• **Requests**
1. Please reproduce the passage of the IBM big data article below, starting with "Big Blue is" and going on through "big data solutions.".
2. In the IBM big data article below, what is the name of IBM's open source big data platform?
3. Decide whether each statement agrees with the IBM big data article below, answering yes or no and quoting the words of the article that settle it:
(a) IBM disclosed the terms of its deal to acquire Vivisimo.
(b) BigInsights can be used both on premises and in the cloud.
(c) David Corrigan is IBM's director of information management strategy.
==== Document segment ====
The Schwartz
Cloud Report

Blog archive

IBM Wrestles Big Data with Cloudera Pact, Buys Vivisimo

Looking to shore up its big data strategy, IBM has formed a partnership with Cloudera, provider of the widely deployed distribution of Hadoop, the open-source data management platform for searching and analyzing structured and unstructured data distributed across large commodity compute and storage infrastructures.

IBM also announced Wednesday it has agreed to acquire Vivisimo, whose federated search and navigation software is used to analyze big data distributed across an enterprise. Terms were not disclosed. IBM made the two announcements together as it seeks to stake its position as a key player in the hotly contested market of big data analytics providers.

Big Blue is gunning to extend its analytics leadership beyond traditional data warehouses and marts, as it looks to let users analyze petabytes of data generated from content management repositories and less traditional sources including social media. IBM's rivals, including Oracle, EMC, Hewlett-Packard, Teradata, Microsoft and SAP as well as upstarts like Splunk, Hortonworks and even Cloudera are investing heavily in offering big data solutions.

IBM said it will integrate the Cloudera Distribution of Hadoop (CDH) and Cloudera Manager with the IBM open source big data platform, called InfoSphere BigInsights, available both as software on premises and in the cloud. The goal is to enable IBM customers and partners to run BigInsights within CDH and Cloud Manager and allow them to build on top of it.

"Our intention is not to compete directly with Cloudera, it's to build value on top," said David Corrigan, IBM's director of information management strategy. "We struck this partnership with Cloudera and ensured our BigInsights components, advanced components for workload optimization or development environments, would actually leverage the Cloudera open source distribution instead of our own."
==== Data supplied ====
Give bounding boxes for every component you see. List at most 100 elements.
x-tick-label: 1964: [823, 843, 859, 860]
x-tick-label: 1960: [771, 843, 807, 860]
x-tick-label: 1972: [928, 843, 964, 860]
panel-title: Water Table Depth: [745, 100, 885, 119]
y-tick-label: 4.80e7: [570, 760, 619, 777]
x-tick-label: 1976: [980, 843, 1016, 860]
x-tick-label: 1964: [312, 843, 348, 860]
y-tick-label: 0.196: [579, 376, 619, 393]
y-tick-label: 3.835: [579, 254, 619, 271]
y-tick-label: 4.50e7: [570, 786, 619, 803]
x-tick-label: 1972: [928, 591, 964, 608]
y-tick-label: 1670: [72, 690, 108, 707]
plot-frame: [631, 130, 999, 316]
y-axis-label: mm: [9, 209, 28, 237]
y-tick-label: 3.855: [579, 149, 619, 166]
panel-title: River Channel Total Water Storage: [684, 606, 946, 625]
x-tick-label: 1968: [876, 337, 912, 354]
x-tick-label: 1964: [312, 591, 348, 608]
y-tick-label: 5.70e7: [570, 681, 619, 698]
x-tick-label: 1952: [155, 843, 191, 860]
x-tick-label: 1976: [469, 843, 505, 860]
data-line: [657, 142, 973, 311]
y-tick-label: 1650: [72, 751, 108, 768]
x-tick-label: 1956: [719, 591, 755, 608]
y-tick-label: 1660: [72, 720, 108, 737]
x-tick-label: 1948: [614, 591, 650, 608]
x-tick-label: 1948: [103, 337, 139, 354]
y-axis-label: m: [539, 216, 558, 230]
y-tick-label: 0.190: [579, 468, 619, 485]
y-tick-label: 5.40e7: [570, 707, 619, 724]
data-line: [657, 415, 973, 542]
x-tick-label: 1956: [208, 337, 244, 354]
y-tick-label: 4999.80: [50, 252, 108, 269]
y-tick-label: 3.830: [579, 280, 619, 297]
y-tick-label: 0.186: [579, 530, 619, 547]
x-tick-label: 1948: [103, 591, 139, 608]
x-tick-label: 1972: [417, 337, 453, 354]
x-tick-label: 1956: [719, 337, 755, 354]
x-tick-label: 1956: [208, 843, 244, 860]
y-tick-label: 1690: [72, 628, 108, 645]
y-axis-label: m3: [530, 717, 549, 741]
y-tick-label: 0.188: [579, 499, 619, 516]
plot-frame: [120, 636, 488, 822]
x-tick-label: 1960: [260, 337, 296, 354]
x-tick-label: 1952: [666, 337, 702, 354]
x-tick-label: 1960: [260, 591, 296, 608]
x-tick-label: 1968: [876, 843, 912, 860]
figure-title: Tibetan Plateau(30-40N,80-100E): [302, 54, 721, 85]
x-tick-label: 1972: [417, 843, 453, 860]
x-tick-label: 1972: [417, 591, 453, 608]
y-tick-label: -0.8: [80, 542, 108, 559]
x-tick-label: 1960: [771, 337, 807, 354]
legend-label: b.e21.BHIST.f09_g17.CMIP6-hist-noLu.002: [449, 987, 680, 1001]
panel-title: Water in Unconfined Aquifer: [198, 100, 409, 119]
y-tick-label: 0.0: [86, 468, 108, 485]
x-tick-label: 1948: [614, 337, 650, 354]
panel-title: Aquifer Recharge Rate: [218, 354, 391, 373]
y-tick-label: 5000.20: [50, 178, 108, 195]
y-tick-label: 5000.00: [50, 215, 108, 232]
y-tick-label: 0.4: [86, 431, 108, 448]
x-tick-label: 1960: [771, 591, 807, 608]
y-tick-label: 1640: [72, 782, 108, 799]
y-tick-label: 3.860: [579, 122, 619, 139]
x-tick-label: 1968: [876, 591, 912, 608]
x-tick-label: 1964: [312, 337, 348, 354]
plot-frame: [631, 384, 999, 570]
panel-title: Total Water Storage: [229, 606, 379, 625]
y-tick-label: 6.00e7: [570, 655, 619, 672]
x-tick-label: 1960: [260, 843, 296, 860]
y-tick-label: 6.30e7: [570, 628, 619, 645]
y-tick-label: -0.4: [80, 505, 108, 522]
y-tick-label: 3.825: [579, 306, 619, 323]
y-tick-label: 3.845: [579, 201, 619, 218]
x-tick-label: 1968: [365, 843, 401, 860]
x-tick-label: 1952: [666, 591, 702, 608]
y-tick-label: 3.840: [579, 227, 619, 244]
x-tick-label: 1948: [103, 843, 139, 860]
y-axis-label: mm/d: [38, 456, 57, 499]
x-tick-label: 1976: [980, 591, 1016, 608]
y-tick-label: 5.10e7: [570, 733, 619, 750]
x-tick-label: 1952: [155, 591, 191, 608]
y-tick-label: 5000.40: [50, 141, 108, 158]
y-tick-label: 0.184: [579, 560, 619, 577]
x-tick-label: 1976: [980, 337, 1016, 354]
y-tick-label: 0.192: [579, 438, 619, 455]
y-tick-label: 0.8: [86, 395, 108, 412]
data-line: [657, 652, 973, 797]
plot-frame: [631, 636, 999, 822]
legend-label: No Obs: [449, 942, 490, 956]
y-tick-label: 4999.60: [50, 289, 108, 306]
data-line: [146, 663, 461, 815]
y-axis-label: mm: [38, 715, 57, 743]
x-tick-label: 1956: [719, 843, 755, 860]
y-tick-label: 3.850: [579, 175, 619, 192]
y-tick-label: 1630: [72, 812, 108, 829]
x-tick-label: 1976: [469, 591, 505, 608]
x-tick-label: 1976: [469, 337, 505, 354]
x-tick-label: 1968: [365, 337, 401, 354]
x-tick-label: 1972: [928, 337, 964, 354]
====
==== Data supplied ====
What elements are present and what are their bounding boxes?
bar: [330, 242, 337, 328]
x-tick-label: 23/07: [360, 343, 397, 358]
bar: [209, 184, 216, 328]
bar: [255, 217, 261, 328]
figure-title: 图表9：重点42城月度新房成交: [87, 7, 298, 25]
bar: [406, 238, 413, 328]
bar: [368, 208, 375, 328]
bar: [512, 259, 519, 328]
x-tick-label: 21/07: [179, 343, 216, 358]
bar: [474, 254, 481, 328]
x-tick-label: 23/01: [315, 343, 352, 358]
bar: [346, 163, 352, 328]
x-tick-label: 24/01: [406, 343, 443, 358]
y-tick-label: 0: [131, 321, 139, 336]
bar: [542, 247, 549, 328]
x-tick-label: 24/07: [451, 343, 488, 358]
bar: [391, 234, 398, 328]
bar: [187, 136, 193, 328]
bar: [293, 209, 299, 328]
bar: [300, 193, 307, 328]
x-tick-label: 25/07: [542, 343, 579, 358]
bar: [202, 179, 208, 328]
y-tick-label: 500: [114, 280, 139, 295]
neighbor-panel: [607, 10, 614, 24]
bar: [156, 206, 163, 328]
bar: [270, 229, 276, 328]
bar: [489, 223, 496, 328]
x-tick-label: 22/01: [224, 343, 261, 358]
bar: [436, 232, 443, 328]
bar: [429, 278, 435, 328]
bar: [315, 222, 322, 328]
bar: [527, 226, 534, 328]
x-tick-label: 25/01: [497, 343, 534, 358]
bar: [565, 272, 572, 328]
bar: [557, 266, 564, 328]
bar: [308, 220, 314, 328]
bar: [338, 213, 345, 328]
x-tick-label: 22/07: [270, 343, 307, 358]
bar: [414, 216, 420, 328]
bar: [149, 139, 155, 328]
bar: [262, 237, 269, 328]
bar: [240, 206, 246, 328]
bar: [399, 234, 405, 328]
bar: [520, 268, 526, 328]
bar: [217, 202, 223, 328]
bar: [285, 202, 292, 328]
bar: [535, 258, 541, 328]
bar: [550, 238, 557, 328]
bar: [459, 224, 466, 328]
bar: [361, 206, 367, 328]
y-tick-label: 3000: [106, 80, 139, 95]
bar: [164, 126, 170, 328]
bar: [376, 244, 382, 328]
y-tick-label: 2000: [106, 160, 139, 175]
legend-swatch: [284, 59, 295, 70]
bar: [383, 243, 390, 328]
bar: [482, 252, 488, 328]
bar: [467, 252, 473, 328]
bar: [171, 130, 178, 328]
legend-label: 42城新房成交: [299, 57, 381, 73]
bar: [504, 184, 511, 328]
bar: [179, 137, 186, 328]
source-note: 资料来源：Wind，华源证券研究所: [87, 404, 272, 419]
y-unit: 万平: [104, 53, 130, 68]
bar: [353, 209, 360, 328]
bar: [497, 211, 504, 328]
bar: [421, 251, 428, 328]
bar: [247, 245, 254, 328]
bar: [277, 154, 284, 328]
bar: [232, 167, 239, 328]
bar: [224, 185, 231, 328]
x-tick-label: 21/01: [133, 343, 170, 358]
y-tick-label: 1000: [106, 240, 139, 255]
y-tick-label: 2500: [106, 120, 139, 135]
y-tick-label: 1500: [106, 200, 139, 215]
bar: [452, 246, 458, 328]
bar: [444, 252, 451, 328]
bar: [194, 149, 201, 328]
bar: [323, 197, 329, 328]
====
• **Solution set**
1.
Big Blue is gunning to extend its analytics leadership beyond traditional data warehouses and marts, as it looks to let users analyze petabytes of data generated from content management repositories and less traditional sources including social media. IBM's rivals, including Oracle, EMC, Hewlett-Packard, Teradata, Microsoft and SAP as well as upstarts like Splunk, Hortonworks and even Cloudera are investing heavily in offering big data solutions.

2. InfoSphere BigInsights.

3.
(a) No: "Terms were not disclosed."
(b) Yes: "available both as software on premises and in the cloud"
(c) Yes: "David Corrigan, IBM's director of information management strategy"